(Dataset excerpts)
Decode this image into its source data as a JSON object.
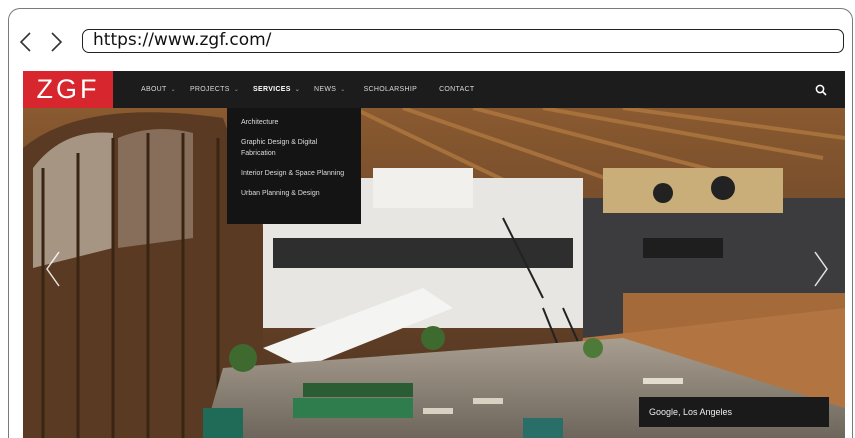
{
  "browser": {
    "url": "https://www.zgf.com/",
    "back_icon": "chevron-left-icon",
    "forward_icon": "chevron-right-icon"
  },
  "site": {
    "logo": "ZGF",
    "menu": [
      {
        "label": "ABOUT",
        "has_dropdown": true
      },
      {
        "label": "PROJECTS",
        "has_dropdown": true
      },
      {
        "label": "SERVICES",
        "has_dropdown": true,
        "active": true
      },
      {
        "label": "NEWS",
        "has_dropdown": true
      },
      {
        "label": "SCHOLARSHIP",
        "has_dropdown": false
      },
      {
        "label": "CONTACT",
        "has_dropdown": false
      }
    ],
    "caret": "⌄",
    "search_icon": "search-icon",
    "services_dropdown": [
      "Architecture",
      "Graphic Design & Digital Fabrication",
      "Interior Design & Space Planning",
      "Urban Planning & Design"
    ]
  },
  "hero": {
    "caption": "Google, Los Angeles",
    "prev_icon": "chevron-left-icon",
    "next_icon": "chevron-right-icon"
  },
  "colors": {
    "brand_red": "#d7262e",
    "header_bg": "#1c1c1c",
    "dropdown_bg": "#141414"
  }
}
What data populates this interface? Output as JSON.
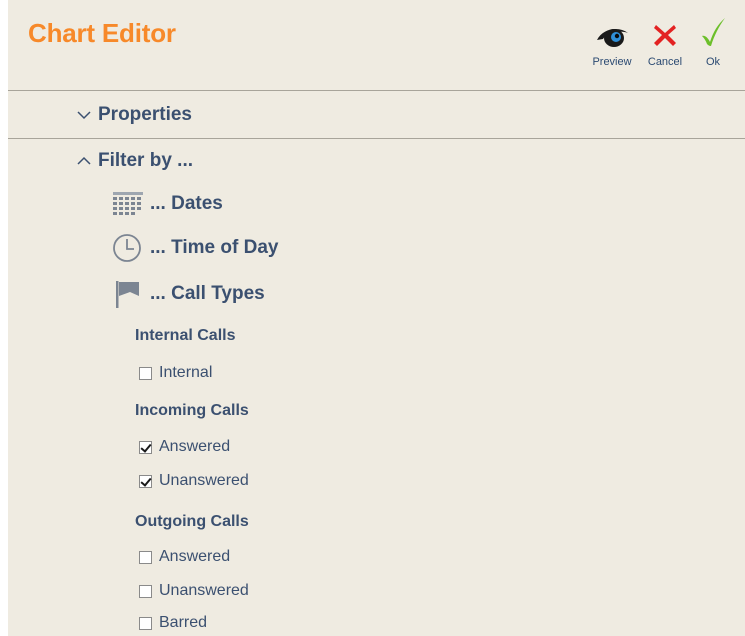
{
  "header": {
    "title": "Chart Editor",
    "buttons": {
      "preview": "Preview",
      "cancel": "Cancel",
      "ok": "Ok"
    }
  },
  "sections": {
    "properties": {
      "label": "Properties",
      "expanded": false
    },
    "filter": {
      "label": "Filter by ...",
      "expanded": true
    }
  },
  "filters": {
    "dates": {
      "label": "... Dates",
      "icon": "calendar-icon"
    },
    "time_of_day": {
      "label": "... Time of Day",
      "icon": "clock-icon"
    },
    "call_types": {
      "label": "... Call Types",
      "icon": "flag-icon"
    }
  },
  "call_groups": {
    "internal": {
      "label": "Internal Calls",
      "options": [
        {
          "label": "Internal",
          "checked": false
        }
      ]
    },
    "incoming": {
      "label": "Incoming Calls",
      "options": [
        {
          "label": "Answered",
          "checked": true
        },
        {
          "label": "Unanswered",
          "checked": true
        }
      ]
    },
    "outgoing": {
      "label": "Outgoing Calls",
      "options": [
        {
          "label": "Answered",
          "checked": false
        },
        {
          "label": "Unanswered",
          "checked": false
        },
        {
          "label": "Barred",
          "checked": false
        }
      ]
    }
  },
  "colors": {
    "accent": "#f7892a",
    "text": "#3b5070",
    "cancel": "#e32222",
    "ok": "#6cbf2a",
    "panel": "#efebe1"
  }
}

## Exercise goal:
Make an exact copy of the records shown above, without the pictures.

## Output below:
Decode this image into its source data as a JSON object.
{
  "browser": {
    "url": "https://www.zgf.com/",
    "back_icon": "chevron-left-icon",
    "forward_icon": "chevron-right-icon"
  },
  "site": {
    "logo": "ZGF",
    "menu": [
      {
        "label": "ABOUT",
        "has_dropdown": true
      },
      {
        "label": "PROJECTS",
        "has_dropdown": true
      },
      {
        "label": "SERVICES",
        "has_dropdown": true,
        "active": true
      },
      {
        "label": "NEWS",
        "has_dropdown": true
      },
      {
        "label": "SCHOLARSHIP",
        "has_dropdown": false
      },
      {
        "label": "CONTACT",
        "has_dropdown": false
      }
    ],
    "caret": "⌄",
    "search_icon": "search-icon",
    "services_dropdown": [
      "Architecture",
      "Graphic Design & Digital Fabrication",
      "Interior Design & Space Planning",
      "Urban Planning & Design"
    ]
  },
  "hero": {
    "caption": "Google, Los Angeles",
    "prev_icon": "chevron-left-icon",
    "next_icon": "chevron-right-icon"
  },
  "colors": {
    "brand_red": "#d7262e",
    "header_bg": "#1c1c1c",
    "dropdown_bg": "#141414"
  }
}
What data populates this interface? Output as JSON.
{
  "header": {
    "title": "Chart Editor",
    "buttons": {
      "preview": "Preview",
      "cancel": "Cancel",
      "ok": "Ok"
    }
  },
  "sections": {
    "properties": {
      "label": "Properties",
      "expanded": false
    },
    "filter": {
      "label": "Filter by ...",
      "expanded": true
    }
  },
  "filters": {
    "dates": {
      "label": "... Dates",
      "icon": "calendar-icon"
    },
    "time_of_day": {
      "label": "... Time of Day",
      "icon": "clock-icon"
    },
    "call_types": {
      "label": "... Call Types",
      "icon": "flag-icon"
    }
  },
  "call_groups": {
    "internal": {
      "label": "Internal Calls",
      "options": [
        {
          "label": "Internal",
          "checked": false
        }
      ]
    },
    "incoming": {
      "label": "Incoming Calls",
      "options": [
        {
          "label": "Answered",
          "checked": true
        },
        {
          "label": "Unanswered",
          "checked": true
        }
      ]
    },
    "outgoing": {
      "label": "Outgoing Calls",
      "options": [
        {
          "label": "Answered",
          "checked": false
        },
        {
          "label": "Unanswered",
          "checked": false
        },
        {
          "label": "Barred",
          "checked": false
        }
      ]
    }
  },
  "colors": {
    "accent": "#f7892a",
    "text": "#3b5070",
    "cancel": "#e32222",
    "ok": "#6cbf2a",
    "panel": "#efebe1"
  }
}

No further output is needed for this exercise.